**Problem requirements**.
Give back all the data exactly, line by line.

>> Start Data for processing

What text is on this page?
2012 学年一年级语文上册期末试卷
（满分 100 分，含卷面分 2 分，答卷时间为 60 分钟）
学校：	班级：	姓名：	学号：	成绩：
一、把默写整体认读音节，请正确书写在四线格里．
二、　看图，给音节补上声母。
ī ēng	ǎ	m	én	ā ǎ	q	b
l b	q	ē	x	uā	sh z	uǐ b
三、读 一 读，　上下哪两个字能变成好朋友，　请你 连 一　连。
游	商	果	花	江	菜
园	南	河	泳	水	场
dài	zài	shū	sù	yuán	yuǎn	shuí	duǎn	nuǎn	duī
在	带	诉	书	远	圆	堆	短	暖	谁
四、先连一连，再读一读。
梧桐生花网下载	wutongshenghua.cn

>> End Data for processing

**Task response**.
What text is on this page?
2012 学年一年级语文上册期末试卷
（满分 100 分，含卷面分 2 分，答卷时间为 60 分钟）
学校：	班级：	姓名：	学号：	成绩：
一、把默写整体认读音节，请正确书写在四线格里．
二、　看图，给音节补上声母。
ī ēng	ǎ	m	én	ā ǎ	q	b
l b	q	ē	x	uā	sh z	uǐ b
三、读 一 读，　上下哪两个字能变成好朋友，　请你 连 一　连。
游	商	果	花	江	菜
园	南	河	泳	水	场
dài	zài	shū	sù	yuán	yuǎn	shuí	duǎn	nuǎn	duī
在	带	诉	书	远	圆	堆	短	暖	谁
四、先连一连，再读一读。
梧桐生花网下载	wutongshenghua.cn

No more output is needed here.